◆ **DO THIS**:
Write every record out again exactly as given.
◆ ◆ ◆ ◆ ◆
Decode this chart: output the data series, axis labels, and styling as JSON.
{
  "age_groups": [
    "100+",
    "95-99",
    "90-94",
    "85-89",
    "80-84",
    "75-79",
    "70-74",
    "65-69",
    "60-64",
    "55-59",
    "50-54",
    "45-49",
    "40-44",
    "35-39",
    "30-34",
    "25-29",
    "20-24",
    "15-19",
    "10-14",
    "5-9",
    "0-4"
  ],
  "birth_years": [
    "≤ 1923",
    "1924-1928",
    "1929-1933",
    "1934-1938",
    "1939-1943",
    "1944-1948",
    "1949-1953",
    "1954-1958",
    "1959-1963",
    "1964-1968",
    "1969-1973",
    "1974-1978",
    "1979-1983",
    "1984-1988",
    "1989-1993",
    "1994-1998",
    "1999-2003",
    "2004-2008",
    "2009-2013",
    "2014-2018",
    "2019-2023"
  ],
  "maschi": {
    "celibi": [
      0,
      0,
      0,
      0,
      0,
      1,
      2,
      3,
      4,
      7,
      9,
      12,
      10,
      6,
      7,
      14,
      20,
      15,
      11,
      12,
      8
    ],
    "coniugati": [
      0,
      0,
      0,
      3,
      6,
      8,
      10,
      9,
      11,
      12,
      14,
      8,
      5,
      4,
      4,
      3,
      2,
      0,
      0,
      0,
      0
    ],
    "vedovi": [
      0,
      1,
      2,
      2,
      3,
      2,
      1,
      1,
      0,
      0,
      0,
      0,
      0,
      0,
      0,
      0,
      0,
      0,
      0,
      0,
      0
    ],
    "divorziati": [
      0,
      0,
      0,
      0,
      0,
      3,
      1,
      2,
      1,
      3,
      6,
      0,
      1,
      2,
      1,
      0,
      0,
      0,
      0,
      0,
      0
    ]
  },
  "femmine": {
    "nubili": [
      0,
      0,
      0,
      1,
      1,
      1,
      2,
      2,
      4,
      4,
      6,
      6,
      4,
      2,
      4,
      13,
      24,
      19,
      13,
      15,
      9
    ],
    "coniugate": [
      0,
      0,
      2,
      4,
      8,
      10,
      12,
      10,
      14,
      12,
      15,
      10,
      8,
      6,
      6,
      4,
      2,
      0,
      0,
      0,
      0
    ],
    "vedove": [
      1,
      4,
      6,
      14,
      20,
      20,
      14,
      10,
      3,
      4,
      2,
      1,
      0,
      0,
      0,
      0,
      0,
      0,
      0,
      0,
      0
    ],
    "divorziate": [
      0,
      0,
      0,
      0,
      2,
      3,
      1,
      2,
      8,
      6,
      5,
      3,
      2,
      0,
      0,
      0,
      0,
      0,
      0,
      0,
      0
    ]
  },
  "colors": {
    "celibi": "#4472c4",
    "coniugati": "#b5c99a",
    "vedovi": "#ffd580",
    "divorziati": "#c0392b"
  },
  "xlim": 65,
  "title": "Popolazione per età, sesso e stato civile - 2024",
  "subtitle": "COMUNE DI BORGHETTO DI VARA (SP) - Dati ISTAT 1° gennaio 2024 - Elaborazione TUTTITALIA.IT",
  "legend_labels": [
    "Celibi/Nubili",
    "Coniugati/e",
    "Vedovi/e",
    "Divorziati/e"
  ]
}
◆ ◆ ◆ ◆ ◆
◆ **RESPONSE BELOW**:
Decode this chart: output the data series, axis labels, and styling as JSON.
{
  "age_groups": [
    "100+",
    "95-99",
    "90-94",
    "85-89",
    "80-84",
    "75-79",
    "70-74",
    "65-69",
    "60-64",
    "55-59",
    "50-54",
    "45-49",
    "40-44",
    "35-39",
    "30-34",
    "25-29",
    "20-24",
    "15-19",
    "10-14",
    "5-9",
    "0-4"
  ],
  "birth_years": [
    "≤ 1923",
    "1924-1928",
    "1929-1933",
    "1934-1938",
    "1939-1943",
    "1944-1948",
    "1949-1953",
    "1954-1958",
    "1959-1963",
    "1964-1968",
    "1969-1973",
    "1974-1978",
    "1979-1983",
    "1984-1988",
    "1989-1993",
    "1994-1998",
    "1999-2003",
    "2004-2008",
    "2009-2013",
    "2014-2018",
    "2019-2023"
  ],
  "maschi": {
    "celibi": [
      0,
      0,
      0,
      0,
      0,
      1,
      2,
      3,
      4,
      7,
      9,
      12,
      10,
      6,
      7,
      14,
      20,
      15,
      11,
      12,
      8
    ],
    "coniugati": [
      0,
      0,
      0,
      3,
      6,
      8,
      10,
      9,
      11,
      12,
      14,
      8,
      5,
      4,
      4,
      3,
      2,
      0,
      0,
      0,
      0
    ],
    "vedovi": [
      0,
      1,
      2,
      2,
      3,
      2,
      1,
      1,
      0,
      0,
      0,
      0,
      0,
      0,
      0,
      0,
      0,
      0,
      0,
      0,
      0
    ],
    "divorziati": [
      0,
      0,
      0,
      0,
      0,
      3,
      1,
      2,
      1,
      3,
      6,
      0,
      1,
      2,
      1,
      0,
      0,
      0,
      0,
      0,
      0
    ]
  },
  "femmine": {
    "nubili": [
      0,
      0,
      0,
      1,
      1,
      1,
      2,
      2,
      4,
      4,
      6,
      6,
      4,
      2,
      4,
      13,
      24,
      19,
      13,
      15,
      9
    ],
    "coniugate": [
      0,
      0,
      2,
      4,
      8,
      10,
      12,
      10,
      14,
      12,
      15,
      10,
      8,
      6,
      6,
      4,
      2,
      0,
      0,
      0,
      0
    ],
    "vedove": [
      1,
      4,
      6,
      14,
      20,
      20,
      14,
      10,
      3,
      4,
      2,
      1,
      0,
      0,
      0,
      0,
      0,
      0,
      0,
      0,
      0
    ],
    "divorziate": [
      0,
      0,
      0,
      0,
      2,
      3,
      1,
      2,
      8,
      6,
      5,
      3,
      2,
      0,
      0,
      0,
      0,
      0,
      0,
      0,
      0
    ]
  },
  "colors": {
    "celibi": "#4472c4",
    "coniugati": "#b5c99a",
    "vedovi": "#ffd580",
    "divorziati": "#c0392b"
  },
  "xlim": 65,
  "title": "Popolazione per età, sesso e stato civile - 2024",
  "subtitle": "COMUNE DI BORGHETTO DI VARA (SP) - Dati ISTAT 1° gennaio 2024 - Elaborazione TUTTITALIA.IT",
  "legend_labels": [
    "Celibi/Nubili",
    "Coniugati/e",
    "Vedovi/e",
    "Divorziati/e"
  ]
}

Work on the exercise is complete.